• _Your instructions_
Below are some entries; can you quote all of them exactly?

• _Stored dataset items_
● ● ● ● ● ● ●
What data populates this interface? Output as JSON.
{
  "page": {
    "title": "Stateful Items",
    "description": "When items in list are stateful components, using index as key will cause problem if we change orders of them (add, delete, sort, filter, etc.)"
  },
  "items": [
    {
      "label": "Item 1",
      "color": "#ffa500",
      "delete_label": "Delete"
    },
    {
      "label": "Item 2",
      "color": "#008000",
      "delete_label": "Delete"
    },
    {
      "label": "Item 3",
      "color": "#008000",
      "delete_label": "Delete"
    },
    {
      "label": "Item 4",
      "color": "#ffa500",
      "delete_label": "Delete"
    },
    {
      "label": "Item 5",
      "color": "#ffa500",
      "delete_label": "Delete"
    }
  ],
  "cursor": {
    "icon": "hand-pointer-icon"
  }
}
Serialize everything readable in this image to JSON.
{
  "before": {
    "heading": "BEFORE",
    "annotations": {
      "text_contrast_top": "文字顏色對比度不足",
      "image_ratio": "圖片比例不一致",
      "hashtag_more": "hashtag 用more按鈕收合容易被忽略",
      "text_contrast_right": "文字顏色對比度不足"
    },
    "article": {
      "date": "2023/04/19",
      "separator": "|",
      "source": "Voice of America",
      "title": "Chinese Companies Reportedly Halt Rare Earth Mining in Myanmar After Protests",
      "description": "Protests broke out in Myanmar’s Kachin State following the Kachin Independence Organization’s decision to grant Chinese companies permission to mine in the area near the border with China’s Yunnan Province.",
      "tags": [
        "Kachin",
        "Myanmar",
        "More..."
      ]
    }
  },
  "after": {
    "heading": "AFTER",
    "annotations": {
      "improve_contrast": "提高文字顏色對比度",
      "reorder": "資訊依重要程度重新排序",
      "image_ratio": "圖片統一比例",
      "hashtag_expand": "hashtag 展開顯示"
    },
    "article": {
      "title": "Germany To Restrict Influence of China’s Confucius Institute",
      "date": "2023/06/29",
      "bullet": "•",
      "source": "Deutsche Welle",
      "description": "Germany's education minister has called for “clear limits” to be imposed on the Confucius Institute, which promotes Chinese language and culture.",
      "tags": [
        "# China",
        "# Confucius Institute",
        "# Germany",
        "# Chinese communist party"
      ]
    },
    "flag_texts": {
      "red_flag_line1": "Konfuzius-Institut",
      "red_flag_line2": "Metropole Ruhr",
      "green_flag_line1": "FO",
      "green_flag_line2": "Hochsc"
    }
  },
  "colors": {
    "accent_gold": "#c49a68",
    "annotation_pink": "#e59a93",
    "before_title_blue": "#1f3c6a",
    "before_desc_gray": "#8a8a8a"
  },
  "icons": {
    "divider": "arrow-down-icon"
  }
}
● ● ● ● ● ● ●
• _Solution for this exercise_
What data populates this interface? Output as JSON.
{
  "page": {
    "title": "Stateful Items",
    "description": "When items in list are stateful components, using index as key will cause problem if we change orders of them (add, delete, sort, filter, etc.)"
  },
  "items": [
    {
      "label": "Item 1",
      "color": "#ffa500",
      "delete_label": "Delete"
    },
    {
      "label": "Item 2",
      "color": "#008000",
      "delete_label": "Delete"
    },
    {
      "label": "Item 3",
      "color": "#008000",
      "delete_label": "Delete"
    },
    {
      "label": "Item 4",
      "color": "#ffa500",
      "delete_label": "Delete"
    },
    {
      "label": "Item 5",
      "color": "#ffa500",
      "delete_label": "Delete"
    }
  ],
  "cursor": {
    "icon": "hand-pointer-icon"
  }
}
Serialize everything readable in this image to JSON.
{
  "before": {
    "heading": "BEFORE",
    "annotations": {
      "text_contrast_top": "文字顏色對比度不足",
      "image_ratio": "圖片比例不一致",
      "hashtag_more": "hashtag 用more按鈕收合容易被忽略",
      "text_contrast_right": "文字顏色對比度不足"
    },
    "article": {
      "date": "2023/04/19",
      "separator": "|",
      "source": "Voice of America",
      "title": "Chinese Companies Reportedly Halt Rare Earth Mining in Myanmar After Protests",
      "description": "Protests broke out in Myanmar’s Kachin State following the Kachin Independence Organization’s decision to grant Chinese companies permission to mine in the area near the border with China’s Yunnan Province.",
      "tags": [
        "Kachin",
        "Myanmar",
        "More..."
      ]
    }
  },
  "after": {
    "heading": "AFTER",
    "annotations": {
      "improve_contrast": "提高文字顏色對比度",
      "reorder": "資訊依重要程度重新排序",
      "image_ratio": "圖片統一比例",
      "hashtag_expand": "hashtag 展開顯示"
    },
    "article": {
      "title": "Germany To Restrict Influence of China’s Confucius Institute",
      "date": "2023/06/29",
      "bullet": "•",
      "source": "Deutsche Welle",
      "description": "Germany's education minister has called for “clear limits” to be imposed on the Confucius Institute, which promotes Chinese language and culture.",
      "tags": [
        "# China",
        "# Confucius Institute",
        "# Germany",
        "# Chinese communist party"
      ]
    },
    "flag_texts": {
      "red_flag_line1": "Konfuzius-Institut",
      "red_flag_line2": "Metropole Ruhr",
      "green_flag_line1": "FO",
      "green_flag_line2": "Hochsc"
    }
  },
  "colors": {
    "accent_gold": "#c49a68",
    "annotation_pink": "#e59a93",
    "before_title_blue": "#1f3c6a",
    "before_desc_gray": "#8a8a8a"
  },
  "icons": {
    "divider": "arrow-down-icon"
  }
}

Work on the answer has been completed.